**What the exercise asks:** Please give the data below again in full, exactly as it stands.

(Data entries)
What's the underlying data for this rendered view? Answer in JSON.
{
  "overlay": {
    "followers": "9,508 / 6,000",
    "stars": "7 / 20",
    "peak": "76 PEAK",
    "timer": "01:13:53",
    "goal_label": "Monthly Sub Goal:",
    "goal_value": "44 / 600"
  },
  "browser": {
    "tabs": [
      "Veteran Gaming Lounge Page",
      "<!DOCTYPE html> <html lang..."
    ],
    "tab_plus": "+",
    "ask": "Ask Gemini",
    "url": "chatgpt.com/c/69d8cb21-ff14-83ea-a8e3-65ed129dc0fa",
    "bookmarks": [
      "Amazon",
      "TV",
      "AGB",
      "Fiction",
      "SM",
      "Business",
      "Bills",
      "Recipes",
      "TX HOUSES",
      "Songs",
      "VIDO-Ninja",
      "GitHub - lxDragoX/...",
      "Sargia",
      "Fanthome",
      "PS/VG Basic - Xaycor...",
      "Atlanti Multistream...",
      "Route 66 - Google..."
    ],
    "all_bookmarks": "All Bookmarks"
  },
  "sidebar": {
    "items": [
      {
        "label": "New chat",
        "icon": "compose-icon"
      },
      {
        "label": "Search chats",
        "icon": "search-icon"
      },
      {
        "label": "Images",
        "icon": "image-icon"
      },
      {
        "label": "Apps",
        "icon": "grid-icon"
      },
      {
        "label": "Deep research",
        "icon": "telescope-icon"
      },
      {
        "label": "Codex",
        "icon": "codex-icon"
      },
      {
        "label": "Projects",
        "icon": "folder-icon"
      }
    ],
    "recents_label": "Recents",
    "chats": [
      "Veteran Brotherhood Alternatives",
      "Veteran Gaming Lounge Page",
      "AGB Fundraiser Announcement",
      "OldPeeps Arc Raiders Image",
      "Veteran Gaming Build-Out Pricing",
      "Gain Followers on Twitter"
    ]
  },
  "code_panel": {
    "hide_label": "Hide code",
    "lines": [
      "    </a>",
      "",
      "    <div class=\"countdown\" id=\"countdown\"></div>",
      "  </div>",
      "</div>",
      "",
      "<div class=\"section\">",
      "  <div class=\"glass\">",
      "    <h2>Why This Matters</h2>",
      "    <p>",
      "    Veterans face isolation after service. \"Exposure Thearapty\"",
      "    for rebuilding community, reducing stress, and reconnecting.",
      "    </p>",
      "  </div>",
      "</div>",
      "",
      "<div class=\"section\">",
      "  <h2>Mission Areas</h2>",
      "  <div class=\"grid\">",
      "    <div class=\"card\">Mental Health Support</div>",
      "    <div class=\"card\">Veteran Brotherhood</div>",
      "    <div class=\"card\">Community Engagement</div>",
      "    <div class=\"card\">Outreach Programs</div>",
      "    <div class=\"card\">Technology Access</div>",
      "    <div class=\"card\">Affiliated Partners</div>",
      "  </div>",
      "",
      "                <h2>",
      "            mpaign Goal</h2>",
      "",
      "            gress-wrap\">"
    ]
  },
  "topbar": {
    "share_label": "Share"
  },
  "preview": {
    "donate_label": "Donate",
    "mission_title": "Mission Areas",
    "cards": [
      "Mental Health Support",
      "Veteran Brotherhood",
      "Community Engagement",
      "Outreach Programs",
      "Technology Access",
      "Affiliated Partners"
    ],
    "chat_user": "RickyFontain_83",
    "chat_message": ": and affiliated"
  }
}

**Result below:**
What's the underlying data for this rendered view? Answer in JSON.
{
  "overlay": {
    "followers": "9,508 / 6,000",
    "stars": "7 / 20",
    "peak": "76 PEAK",
    "timer": "01:13:53",
    "goal_label": "Monthly Sub Goal:",
    "goal_value": "44 / 600"
  },
  "browser": {
    "tabs": [
      "Veteran Gaming Lounge Page",
      "<!DOCTYPE html> <html lang..."
    ],
    "tab_plus": "+",
    "ask": "Ask Gemini",
    "url": "chatgpt.com/c/69d8cb21-ff14-83ea-a8e3-65ed129dc0fa",
    "bookmarks": [
      "Amazon",
      "TV",
      "AGB",
      "Fiction",
      "SM",
      "Business",
      "Bills",
      "Recipes",
      "TX HOUSES",
      "Songs",
      "VIDO-Ninja",
      "GitHub - lxDragoX/...",
      "Sargia",
      "Fanthome",
      "PS/VG Basic - Xaycor...",
      "Atlanti Multistream...",
      "Route 66 - Google..."
    ],
    "all_bookmarks": "All Bookmarks"
  },
  "sidebar": {
    "items": [
      {
        "label": "New chat",
        "icon": "compose-icon"
      },
      {
        "label": "Search chats",
        "icon": "search-icon"
      },
      {
        "label": "Images",
        "icon": "image-icon"
      },
      {
        "label": "Apps",
        "icon": "grid-icon"
      },
      {
        "label": "Deep research",
        "icon": "telescope-icon"
      },
      {
        "label": "Codex",
        "icon": "codex-icon"
      },
      {
        "label": "Projects",
        "icon": "folder-icon"
      }
    ],
    "recents_label": "Recents",
    "chats": [
      "Veteran Brotherhood Alternatives",
      "Veteran Gaming Lounge Page",
      "AGB Fundraiser Announcement",
      "OldPeeps Arc Raiders Image",
      "Veteran Gaming Build-Out Pricing",
      "Gain Followers on Twitter"
    ]
  },
  "code_panel": {
    "hide_label": "Hide code",
    "lines": [
      "    </a>",
      "",
      "    <div class=\"countdown\" id=\"countdown\"></div>",
      "  </div>",
      "</div>",
      "",
      "<div class=\"section\">",
      "  <div class=\"glass\">",
      "    <h2>Why This Matters</h2>",
      "    <p>",
      "    Veterans face isolation after service. \"Exposure Thearapty\"",
      "    for rebuilding community, reducing stress, and reconnecting.",
      "    </p>",
      "  </div>",
      "</div>",
      "",
      "<div class=\"section\">",
      "  <h2>Mission Areas</h2>",
      "  <div class=\"grid\">",
      "    <div class=\"card\">Mental Health Support</div>",
      "    <div class=\"card\">Veteran Brotherhood</div>",
      "    <div class=\"card\">Community Engagement</div>",
      "    <div class=\"card\">Outreach Programs</div>",
      "    <div class=\"card\">Technology Access</div>",
      "    <div class=\"card\">Affiliated Partners</div>",
      "  </div>",
      "",
      "                <h2>",
      "            mpaign Goal</h2>",
      "",
      "            gress-wrap\">"
    ]
  },
  "topbar": {
    "share_label": "Share"
  },
  "preview": {
    "donate_label": "Donate",
    "mission_title": "Mission Areas",
    "cards": [
      "Mental Health Support",
      "Veteran Brotherhood",
      "Community Engagement",
      "Outreach Programs",
      "Technology Access",
      "Affiliated Partners"
    ],
    "chat_user": "RickyFontain_83",
    "chat_message": ": and affiliated"
  }
}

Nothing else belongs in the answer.